*INSTRUCTIONS TO FOLLOW*:
Return each line containing the string "this".

-- Begin STORED DATA --

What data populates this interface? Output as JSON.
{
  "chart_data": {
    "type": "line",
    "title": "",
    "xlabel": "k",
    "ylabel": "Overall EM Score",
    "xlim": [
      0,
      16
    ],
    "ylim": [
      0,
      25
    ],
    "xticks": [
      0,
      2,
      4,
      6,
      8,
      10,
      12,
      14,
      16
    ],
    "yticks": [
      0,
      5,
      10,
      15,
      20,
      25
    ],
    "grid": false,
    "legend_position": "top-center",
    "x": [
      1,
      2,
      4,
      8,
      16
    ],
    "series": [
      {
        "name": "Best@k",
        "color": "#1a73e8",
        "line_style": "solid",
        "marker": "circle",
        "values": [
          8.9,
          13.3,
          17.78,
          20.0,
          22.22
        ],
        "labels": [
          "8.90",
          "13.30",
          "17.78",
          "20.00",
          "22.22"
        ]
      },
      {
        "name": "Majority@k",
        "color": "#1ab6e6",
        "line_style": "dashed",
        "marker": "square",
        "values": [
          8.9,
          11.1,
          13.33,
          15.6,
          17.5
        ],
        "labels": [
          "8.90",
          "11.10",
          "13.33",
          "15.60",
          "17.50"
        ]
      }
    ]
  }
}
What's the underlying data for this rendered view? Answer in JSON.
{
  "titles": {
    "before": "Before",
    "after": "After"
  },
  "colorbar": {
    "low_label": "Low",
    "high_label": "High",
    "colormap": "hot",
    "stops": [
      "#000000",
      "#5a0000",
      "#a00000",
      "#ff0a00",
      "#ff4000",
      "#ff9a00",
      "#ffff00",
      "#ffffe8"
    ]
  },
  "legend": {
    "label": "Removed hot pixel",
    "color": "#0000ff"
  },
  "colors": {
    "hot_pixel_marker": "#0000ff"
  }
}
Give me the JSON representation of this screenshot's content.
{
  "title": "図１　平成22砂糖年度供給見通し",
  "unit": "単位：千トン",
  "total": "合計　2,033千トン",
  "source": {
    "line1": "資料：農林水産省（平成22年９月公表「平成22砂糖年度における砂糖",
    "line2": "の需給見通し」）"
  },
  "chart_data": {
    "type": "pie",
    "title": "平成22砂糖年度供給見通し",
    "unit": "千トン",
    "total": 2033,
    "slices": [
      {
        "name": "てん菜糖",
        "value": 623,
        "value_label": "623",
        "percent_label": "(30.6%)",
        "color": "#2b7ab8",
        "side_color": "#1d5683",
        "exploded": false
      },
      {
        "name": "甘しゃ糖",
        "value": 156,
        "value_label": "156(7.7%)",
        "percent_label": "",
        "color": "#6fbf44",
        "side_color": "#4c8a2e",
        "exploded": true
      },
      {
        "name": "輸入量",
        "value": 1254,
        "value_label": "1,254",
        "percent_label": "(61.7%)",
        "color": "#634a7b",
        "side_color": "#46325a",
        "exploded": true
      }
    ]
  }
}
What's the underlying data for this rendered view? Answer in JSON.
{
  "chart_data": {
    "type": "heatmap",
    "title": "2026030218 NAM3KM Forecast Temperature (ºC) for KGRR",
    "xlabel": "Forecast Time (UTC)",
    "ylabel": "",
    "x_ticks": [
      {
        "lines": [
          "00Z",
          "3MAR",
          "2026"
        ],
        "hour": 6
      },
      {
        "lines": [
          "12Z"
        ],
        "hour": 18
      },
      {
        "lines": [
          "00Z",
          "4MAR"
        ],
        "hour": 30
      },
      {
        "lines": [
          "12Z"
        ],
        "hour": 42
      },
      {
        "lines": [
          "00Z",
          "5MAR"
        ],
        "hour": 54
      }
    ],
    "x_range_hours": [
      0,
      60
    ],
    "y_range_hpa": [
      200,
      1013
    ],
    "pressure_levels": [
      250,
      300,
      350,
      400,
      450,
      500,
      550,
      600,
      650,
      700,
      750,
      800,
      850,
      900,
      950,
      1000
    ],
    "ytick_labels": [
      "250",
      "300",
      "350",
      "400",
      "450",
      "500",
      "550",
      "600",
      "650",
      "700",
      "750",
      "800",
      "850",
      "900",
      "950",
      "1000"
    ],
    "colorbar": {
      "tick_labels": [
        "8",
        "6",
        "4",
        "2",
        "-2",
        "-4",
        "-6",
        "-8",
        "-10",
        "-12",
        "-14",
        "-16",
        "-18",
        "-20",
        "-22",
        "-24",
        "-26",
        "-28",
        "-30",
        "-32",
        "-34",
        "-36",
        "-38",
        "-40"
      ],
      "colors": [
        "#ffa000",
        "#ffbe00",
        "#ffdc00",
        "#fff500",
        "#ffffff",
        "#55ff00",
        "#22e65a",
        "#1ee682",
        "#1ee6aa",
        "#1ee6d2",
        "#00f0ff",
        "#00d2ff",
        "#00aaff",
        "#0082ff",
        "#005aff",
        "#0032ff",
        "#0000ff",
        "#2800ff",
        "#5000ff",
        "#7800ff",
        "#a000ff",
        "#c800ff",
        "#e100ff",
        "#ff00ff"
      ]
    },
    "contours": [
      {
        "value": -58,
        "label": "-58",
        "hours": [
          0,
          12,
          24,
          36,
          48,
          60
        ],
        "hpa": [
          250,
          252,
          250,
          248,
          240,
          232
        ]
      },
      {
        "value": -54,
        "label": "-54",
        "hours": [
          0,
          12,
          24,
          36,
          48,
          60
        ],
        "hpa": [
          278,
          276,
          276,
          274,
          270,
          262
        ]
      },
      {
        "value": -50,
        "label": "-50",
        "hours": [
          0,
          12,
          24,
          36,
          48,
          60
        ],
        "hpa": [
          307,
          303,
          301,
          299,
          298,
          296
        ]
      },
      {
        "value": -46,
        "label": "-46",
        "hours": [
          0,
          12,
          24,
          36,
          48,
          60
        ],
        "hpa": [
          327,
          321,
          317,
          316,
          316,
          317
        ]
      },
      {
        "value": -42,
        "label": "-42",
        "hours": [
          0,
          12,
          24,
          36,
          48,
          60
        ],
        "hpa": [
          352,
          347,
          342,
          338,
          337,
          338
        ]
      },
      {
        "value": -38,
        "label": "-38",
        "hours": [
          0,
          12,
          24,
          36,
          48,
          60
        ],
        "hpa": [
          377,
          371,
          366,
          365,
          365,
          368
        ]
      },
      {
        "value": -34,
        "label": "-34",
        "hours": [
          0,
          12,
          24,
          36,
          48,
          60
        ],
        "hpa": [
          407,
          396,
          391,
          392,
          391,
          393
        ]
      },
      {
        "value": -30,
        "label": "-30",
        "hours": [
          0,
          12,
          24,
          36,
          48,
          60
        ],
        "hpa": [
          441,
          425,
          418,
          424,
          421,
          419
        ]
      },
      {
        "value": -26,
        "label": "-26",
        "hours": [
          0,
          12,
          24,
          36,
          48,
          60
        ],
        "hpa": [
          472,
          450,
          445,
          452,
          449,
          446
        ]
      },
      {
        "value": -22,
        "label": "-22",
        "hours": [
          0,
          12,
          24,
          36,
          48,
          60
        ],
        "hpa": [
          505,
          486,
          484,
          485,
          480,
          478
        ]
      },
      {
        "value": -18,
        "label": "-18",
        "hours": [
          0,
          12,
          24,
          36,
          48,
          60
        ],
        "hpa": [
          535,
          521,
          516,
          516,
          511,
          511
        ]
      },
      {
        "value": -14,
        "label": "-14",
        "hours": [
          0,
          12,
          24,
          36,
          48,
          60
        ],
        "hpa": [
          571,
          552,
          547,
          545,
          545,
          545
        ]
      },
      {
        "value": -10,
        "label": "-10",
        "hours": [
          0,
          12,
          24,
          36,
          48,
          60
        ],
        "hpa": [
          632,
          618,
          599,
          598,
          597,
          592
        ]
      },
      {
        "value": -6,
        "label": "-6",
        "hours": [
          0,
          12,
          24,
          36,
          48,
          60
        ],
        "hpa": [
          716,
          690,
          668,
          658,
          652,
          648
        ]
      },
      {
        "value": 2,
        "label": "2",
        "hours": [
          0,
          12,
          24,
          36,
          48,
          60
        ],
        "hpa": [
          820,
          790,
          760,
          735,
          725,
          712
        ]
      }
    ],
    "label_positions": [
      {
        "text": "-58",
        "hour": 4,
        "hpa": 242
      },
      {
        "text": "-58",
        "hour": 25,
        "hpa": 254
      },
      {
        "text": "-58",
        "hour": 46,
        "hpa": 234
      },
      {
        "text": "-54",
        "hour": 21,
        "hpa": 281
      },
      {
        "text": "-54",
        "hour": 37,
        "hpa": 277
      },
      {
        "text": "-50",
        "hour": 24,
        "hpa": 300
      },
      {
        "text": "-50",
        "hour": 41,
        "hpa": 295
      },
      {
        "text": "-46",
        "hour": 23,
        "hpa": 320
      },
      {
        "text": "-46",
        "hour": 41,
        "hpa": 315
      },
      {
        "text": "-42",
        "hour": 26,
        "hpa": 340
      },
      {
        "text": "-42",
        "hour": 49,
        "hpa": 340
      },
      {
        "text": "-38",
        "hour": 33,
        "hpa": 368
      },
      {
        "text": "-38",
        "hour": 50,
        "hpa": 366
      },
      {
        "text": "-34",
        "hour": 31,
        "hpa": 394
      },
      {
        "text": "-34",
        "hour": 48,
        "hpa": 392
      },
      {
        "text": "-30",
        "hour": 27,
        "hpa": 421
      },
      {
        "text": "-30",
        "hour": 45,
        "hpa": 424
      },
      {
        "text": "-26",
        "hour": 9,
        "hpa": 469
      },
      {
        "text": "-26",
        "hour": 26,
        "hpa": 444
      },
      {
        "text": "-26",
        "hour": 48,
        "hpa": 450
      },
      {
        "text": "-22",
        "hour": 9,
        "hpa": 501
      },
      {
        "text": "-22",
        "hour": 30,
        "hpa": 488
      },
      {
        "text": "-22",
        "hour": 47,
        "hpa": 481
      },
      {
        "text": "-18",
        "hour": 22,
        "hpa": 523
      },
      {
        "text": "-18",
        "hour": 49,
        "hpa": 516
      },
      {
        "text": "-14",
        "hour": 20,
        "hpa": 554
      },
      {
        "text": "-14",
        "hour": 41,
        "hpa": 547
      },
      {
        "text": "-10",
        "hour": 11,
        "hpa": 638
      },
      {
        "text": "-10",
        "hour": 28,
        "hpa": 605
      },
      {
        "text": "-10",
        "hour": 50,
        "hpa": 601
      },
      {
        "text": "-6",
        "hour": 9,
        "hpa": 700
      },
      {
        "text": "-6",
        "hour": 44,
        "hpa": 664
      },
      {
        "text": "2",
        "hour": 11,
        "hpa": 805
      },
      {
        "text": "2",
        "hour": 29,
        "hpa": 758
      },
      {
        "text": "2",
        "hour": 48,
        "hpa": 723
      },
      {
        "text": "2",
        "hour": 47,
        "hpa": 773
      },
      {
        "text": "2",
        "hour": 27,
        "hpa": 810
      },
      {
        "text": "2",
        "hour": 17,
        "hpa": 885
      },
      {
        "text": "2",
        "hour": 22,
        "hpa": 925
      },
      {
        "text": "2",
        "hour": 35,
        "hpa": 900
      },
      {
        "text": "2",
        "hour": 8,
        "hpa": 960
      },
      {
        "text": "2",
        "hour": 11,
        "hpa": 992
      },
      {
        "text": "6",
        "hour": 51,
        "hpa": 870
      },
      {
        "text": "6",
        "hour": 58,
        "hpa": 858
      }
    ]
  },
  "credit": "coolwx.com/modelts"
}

-- End STORED DATA --

*WRITTEN RESPONSE*:
What data populates this interface? Output as JSON.
What's the underlying data for this rendered view? Answer in JSON.
Give me the JSON representation of this screenshot's content.
What's the underlying data for this rendered view? Answer in JSON.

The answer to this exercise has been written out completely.